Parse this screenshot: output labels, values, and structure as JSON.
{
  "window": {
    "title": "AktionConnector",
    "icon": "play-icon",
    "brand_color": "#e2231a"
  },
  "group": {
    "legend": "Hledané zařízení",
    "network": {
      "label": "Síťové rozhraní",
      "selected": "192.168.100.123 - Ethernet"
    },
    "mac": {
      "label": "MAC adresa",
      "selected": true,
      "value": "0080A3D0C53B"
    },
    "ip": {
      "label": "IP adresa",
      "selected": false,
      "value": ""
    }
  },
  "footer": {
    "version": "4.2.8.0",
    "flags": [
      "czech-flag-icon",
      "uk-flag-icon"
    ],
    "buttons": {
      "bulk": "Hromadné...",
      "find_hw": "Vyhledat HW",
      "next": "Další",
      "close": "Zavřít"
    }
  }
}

**What to do**
Copy out every line in the entries above that holds "selected".

**Answer below**
      "selected": "192.168.100.123 - Ethernet"
      "selected": true,
      "selected": false,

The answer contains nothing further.